**SHORT EXERCISE**
Write out all of the lines below, exactly and completely.

**RAW DATA**
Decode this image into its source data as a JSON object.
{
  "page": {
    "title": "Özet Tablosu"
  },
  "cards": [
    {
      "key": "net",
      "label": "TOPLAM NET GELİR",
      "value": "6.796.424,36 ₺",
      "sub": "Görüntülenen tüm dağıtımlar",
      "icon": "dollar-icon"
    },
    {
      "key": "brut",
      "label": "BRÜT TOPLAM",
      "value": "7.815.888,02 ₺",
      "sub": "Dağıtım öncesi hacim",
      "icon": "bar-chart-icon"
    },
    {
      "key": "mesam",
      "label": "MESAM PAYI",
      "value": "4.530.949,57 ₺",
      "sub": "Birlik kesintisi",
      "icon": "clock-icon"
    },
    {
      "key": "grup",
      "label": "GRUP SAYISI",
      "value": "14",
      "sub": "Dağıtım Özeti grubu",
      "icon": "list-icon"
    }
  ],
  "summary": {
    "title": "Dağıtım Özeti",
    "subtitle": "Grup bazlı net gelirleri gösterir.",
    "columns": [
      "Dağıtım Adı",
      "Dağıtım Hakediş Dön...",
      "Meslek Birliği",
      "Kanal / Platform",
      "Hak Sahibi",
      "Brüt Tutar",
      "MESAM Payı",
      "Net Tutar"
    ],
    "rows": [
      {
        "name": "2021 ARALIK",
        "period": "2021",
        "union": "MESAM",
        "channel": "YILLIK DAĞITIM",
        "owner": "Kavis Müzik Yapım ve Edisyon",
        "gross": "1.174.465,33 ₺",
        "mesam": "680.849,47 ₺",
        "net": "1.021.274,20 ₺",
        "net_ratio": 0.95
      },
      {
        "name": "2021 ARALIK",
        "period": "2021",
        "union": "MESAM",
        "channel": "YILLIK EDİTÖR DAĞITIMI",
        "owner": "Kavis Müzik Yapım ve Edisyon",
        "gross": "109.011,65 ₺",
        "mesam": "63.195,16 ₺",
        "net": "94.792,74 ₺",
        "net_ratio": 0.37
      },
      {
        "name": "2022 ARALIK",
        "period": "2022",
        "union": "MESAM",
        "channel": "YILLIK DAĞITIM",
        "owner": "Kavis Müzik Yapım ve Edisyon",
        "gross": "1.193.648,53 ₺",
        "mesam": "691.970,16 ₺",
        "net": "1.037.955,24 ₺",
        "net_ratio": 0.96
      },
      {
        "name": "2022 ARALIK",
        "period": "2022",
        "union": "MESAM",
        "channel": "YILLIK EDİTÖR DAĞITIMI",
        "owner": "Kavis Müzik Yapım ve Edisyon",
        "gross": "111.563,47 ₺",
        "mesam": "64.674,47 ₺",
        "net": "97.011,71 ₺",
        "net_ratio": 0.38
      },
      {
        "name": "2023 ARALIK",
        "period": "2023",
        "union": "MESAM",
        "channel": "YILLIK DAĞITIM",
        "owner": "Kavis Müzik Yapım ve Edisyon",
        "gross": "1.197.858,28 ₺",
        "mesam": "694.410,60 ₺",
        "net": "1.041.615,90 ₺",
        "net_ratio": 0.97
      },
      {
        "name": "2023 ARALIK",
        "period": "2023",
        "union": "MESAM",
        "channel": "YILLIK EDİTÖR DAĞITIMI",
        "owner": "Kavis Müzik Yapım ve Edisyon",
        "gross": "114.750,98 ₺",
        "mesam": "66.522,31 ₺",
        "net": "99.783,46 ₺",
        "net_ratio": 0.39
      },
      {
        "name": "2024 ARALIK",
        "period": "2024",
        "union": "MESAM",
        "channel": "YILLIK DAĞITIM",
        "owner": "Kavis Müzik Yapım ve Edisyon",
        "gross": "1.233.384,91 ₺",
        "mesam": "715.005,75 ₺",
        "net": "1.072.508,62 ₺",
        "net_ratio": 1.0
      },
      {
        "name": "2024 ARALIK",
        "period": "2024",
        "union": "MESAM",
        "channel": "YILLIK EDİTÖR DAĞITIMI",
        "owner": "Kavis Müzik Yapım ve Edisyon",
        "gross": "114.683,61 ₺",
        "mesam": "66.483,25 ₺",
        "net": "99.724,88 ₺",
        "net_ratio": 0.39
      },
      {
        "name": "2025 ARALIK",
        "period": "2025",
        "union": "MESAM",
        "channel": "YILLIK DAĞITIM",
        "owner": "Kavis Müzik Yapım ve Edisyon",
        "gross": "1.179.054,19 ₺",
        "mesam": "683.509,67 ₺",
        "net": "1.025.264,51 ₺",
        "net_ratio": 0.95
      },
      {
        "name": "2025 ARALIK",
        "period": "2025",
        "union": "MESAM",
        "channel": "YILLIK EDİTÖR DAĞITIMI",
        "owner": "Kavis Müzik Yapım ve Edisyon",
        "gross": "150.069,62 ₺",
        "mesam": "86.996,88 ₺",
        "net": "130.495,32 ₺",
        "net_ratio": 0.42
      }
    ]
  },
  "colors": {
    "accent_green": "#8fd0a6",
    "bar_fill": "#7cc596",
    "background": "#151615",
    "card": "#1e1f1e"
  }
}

**TASK RESULT**
Decode this image into its source data as a JSON object.
{
  "page": {
    "title": "Özet Tablosu"
  },
  "cards": [
    {
      "key": "net",
      "label": "TOPLAM NET GELİR",
      "value": "6.796.424,36 ₺",
      "sub": "Görüntülenen tüm dağıtımlar",
      "icon": "dollar-icon"
    },
    {
      "key": "brut",
      "label": "BRÜT TOPLAM",
      "value": "7.815.888,02 ₺",
      "sub": "Dağıtım öncesi hacim",
      "icon": "bar-chart-icon"
    },
    {
      "key": "mesam",
      "label": "MESAM PAYI",
      "value": "4.530.949,57 ₺",
      "sub": "Birlik kesintisi",
      "icon": "clock-icon"
    },
    {
      "key": "grup",
      "label": "GRUP SAYISI",
      "value": "14",
      "sub": "Dağıtım Özeti grubu",
      "icon": "list-icon"
    }
  ],
  "summary": {
    "title": "Dağıtım Özeti",
    "subtitle": "Grup bazlı net gelirleri gösterir.",
    "columns": [
      "Dağıtım Adı",
      "Dağıtım Hakediş Dön...",
      "Meslek Birliği",
      "Kanal / Platform",
      "Hak Sahibi",
      "Brüt Tutar",
      "MESAM Payı",
      "Net Tutar"
    ],
    "rows": [
      {
        "name": "2021 ARALIK",
        "period": "2021",
        "union": "MESAM",
        "channel": "YILLIK DAĞITIM",
        "owner": "Kavis Müzik Yapım ve Edisyon",
        "gross": "1.174.465,33 ₺",
        "mesam": "680.849,47 ₺",
        "net": "1.021.274,20 ₺",
        "net_ratio": 0.95
      },
      {
        "name": "2021 ARALIK",
        "period": "2021",
        "union": "MESAM",
        "channel": "YILLIK EDİTÖR DAĞITIMI",
        "owner": "Kavis Müzik Yapım ve Edisyon",
        "gross": "109.011,65 ₺",
        "mesam": "63.195,16 ₺",
        "net": "94.792,74 ₺",
        "net_ratio": 0.37
      },
      {
        "name": "2022 ARALIK",
        "period": "2022",
        "union": "MESAM",
        "channel": "YILLIK DAĞITIM",
        "owner": "Kavis Müzik Yapım ve Edisyon",
        "gross": "1.193.648,53 ₺",
        "mesam": "691.970,16 ₺",
        "net": "1.037.955,24 ₺",
        "net_ratio": 0.96
      },
      {
        "name": "2022 ARALIK",
        "period": "2022",
        "union": "MESAM",
        "channel": "YILLIK EDİTÖR DAĞITIMI",
        "owner": "Kavis Müzik Yapım ve Edisyon",
        "gross": "111.563,47 ₺",
        "mesam": "64.674,47 ₺",
        "net": "97.011,71 ₺",
        "net_ratio": 0.38
      },
      {
        "name": "2023 ARALIK",
        "period": "2023",
        "union": "MESAM",
        "channel": "YILLIK DAĞITIM",
        "owner": "Kavis Müzik Yapım ve Edisyon",
        "gross": "1.197.858,28 ₺",
        "mesam": "694.410,60 ₺",
        "net": "1.041.615,90 ₺",
        "net_ratio": 0.97
      },
      {
        "name": "2023 ARALIK",
        "period": "2023",
        "union": "MESAM",
        "channel": "YILLIK EDİTÖR DAĞITIMI",
        "owner": "Kavis Müzik Yapım ve Edisyon",
        "gross": "114.750,98 ₺",
        "mesam": "66.522,31 ₺",
        "net": "99.783,46 ₺",
        "net_ratio": 0.39
      },
      {
        "name": "2024 ARALIK",
        "period": "2024",
        "union": "MESAM",
        "channel": "YILLIK DAĞITIM",
        "owner": "Kavis Müzik Yapım ve Edisyon",
        "gross": "1.233.384,91 ₺",
        "mesam": "715.005,75 ₺",
        "net": "1.072.508,62 ₺",
        "net_ratio": 1.0
      },
      {
        "name": "2024 ARALIK",
        "period": "2024",
        "union": "MESAM",
        "channel": "YILLIK EDİTÖR DAĞITIMI",
        "owner": "Kavis Müzik Yapım ve Edisyon",
        "gross": "114.683,61 ₺",
        "mesam": "66.483,25 ₺",
        "net": "99.724,88 ₺",
        "net_ratio": 0.39
      },
      {
        "name": "2025 ARALIK",
        "period": "2025",
        "union": "MESAM",
        "channel": "YILLIK DAĞITIM",
        "owner": "Kavis Müzik Yapım ve Edisyon",
        "gross": "1.179.054,19 ₺",
        "mesam": "683.509,67 ₺",
        "net": "1.025.264,51 ₺",
        "net_ratio": 0.95
      },
      {
        "name": "2025 ARALIK",
        "period": "2025",
        "union": "MESAM",
        "channel": "YILLIK EDİTÖR DAĞITIMI",
        "owner": "Kavis Müzik Yapım ve Edisyon",
        "gross": "150.069,62 ₺",
        "mesam": "86.996,88 ₺",
        "net": "130.495,32 ₺",
        "net_ratio": 0.42
      }
    ]
  },
  "colors": {
    "accent_green": "#8fd0a6",
    "bar_fill": "#7cc596",
    "background": "#151615",
    "card": "#1e1f1e"
  }
}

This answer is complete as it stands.